:: THE TASK ::
Copy every line of the following data that includes the string "points".

:: DATA SUPPLIED ::
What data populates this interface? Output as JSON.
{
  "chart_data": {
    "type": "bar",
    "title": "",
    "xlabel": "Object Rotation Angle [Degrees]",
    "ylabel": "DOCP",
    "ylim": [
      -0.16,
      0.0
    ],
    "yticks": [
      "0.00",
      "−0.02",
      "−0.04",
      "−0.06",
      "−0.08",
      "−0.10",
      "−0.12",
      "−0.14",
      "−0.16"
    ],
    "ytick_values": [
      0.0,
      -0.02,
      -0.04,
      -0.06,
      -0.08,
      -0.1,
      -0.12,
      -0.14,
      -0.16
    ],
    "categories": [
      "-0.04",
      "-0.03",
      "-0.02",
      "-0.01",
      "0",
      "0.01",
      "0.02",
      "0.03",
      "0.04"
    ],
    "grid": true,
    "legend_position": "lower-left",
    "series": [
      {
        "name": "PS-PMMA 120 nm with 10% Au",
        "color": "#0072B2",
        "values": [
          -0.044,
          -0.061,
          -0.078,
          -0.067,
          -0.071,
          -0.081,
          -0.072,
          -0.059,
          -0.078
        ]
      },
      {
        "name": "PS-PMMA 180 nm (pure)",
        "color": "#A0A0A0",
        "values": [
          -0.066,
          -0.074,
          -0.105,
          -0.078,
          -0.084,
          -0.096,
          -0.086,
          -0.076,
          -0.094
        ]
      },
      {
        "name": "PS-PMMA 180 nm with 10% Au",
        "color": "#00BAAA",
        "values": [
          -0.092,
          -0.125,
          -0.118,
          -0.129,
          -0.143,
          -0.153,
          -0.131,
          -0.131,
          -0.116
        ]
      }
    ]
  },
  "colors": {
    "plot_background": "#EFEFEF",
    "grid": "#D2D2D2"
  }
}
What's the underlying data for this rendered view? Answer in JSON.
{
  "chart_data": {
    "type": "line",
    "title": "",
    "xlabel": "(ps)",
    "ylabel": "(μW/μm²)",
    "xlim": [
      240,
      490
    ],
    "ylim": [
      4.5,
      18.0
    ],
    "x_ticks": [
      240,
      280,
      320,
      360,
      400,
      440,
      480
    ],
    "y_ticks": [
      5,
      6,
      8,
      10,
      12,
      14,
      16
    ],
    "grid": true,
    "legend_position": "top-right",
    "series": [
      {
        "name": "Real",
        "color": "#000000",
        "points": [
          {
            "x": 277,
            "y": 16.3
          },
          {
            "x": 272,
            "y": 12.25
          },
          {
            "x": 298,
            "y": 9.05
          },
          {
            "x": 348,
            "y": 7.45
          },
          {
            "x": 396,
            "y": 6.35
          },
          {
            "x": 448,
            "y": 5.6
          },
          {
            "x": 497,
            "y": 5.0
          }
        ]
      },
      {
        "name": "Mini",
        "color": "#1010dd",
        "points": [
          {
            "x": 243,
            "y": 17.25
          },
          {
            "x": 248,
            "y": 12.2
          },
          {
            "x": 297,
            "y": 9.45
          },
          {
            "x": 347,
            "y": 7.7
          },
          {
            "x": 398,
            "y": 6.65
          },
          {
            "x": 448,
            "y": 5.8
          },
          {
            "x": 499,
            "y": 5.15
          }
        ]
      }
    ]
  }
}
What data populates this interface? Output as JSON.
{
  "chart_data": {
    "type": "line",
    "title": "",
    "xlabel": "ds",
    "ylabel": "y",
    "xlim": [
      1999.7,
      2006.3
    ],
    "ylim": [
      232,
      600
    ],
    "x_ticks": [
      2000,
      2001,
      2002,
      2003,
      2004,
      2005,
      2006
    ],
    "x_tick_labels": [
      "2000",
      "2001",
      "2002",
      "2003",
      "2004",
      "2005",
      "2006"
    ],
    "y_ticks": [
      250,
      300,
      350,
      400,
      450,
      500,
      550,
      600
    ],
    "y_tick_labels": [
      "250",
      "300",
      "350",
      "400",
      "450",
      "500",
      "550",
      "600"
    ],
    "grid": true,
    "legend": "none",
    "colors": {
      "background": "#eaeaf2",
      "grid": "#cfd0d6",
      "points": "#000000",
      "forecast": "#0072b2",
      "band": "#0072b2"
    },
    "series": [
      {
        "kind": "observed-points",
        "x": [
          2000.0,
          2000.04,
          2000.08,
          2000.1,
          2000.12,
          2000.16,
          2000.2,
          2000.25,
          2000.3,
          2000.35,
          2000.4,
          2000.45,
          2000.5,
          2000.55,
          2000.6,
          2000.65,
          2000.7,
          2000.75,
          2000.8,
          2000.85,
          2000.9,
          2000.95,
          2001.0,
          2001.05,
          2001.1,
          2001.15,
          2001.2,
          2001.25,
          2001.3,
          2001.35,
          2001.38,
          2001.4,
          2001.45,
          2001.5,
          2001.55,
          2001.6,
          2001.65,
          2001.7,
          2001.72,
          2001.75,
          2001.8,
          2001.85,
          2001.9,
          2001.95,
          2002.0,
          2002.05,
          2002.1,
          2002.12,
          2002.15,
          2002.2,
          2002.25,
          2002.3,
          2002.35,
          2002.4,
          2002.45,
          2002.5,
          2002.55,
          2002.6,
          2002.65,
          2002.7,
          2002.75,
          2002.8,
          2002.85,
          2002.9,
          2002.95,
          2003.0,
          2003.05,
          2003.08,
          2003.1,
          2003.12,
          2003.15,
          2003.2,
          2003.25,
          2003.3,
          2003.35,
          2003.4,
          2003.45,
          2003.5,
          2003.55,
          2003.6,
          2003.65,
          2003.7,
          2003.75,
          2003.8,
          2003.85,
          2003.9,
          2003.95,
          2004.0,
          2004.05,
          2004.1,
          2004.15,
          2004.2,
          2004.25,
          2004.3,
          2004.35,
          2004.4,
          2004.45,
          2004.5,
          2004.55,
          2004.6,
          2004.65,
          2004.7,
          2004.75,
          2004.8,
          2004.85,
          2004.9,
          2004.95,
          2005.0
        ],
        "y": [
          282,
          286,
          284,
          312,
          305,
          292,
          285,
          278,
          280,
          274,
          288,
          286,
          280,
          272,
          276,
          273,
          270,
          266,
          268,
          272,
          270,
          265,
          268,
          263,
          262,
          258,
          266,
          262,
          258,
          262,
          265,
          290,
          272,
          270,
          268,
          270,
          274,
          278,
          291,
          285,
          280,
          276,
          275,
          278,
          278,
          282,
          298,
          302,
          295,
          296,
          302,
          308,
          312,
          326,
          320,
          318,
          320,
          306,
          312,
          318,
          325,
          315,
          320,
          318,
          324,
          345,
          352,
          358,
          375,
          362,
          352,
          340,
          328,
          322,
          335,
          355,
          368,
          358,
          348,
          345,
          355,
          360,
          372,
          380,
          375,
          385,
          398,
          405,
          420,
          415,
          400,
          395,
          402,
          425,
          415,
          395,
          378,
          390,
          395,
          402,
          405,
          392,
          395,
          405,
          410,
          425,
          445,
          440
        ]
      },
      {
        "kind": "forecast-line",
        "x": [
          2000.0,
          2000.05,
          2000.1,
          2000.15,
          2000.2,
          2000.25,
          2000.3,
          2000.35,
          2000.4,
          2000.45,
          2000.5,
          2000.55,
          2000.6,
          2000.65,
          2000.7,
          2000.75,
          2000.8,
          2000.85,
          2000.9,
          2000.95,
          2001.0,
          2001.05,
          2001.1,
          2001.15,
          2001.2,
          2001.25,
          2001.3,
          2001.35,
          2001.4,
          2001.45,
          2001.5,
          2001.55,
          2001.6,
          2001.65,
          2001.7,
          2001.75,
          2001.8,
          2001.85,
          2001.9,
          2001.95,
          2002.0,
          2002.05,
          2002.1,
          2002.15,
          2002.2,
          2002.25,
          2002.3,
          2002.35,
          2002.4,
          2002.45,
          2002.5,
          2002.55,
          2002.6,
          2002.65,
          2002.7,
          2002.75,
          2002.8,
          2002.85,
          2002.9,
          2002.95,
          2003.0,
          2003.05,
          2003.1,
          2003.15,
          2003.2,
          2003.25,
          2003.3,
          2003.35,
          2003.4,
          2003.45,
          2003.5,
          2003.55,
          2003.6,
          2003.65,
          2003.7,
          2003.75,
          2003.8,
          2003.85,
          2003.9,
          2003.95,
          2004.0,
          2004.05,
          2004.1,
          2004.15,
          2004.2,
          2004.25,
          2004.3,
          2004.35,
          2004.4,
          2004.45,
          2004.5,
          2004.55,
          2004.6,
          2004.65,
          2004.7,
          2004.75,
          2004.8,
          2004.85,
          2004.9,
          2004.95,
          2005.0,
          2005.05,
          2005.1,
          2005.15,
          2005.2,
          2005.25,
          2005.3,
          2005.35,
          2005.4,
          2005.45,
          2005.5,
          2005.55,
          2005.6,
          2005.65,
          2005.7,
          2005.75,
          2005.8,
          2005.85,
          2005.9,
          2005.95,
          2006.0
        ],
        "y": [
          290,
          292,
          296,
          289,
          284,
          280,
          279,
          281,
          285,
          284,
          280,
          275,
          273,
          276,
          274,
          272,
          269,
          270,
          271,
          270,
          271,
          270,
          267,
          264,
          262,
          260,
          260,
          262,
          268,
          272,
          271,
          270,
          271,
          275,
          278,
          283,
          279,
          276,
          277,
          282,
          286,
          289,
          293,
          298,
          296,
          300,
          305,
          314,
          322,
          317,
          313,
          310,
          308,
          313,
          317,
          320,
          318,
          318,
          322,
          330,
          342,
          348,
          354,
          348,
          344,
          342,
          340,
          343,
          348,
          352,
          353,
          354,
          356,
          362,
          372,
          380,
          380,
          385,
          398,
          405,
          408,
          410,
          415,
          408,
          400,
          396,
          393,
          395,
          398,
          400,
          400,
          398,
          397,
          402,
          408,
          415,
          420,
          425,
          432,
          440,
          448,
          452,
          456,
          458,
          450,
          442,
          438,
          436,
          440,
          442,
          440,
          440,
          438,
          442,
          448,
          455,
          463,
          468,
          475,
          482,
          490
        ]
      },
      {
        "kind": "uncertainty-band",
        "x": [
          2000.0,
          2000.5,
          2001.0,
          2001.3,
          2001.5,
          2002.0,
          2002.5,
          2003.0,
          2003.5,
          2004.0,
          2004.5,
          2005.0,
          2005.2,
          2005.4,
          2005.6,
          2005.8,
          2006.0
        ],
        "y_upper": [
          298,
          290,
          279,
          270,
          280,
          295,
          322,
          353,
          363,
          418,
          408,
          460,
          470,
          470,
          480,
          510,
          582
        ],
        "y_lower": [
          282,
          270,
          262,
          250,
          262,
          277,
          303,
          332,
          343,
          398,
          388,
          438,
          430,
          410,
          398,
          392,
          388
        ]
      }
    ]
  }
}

:: FULL ANSWER ::
        "points": [
        "points": [
      "points": "#000000",
        "kind": "observed-points",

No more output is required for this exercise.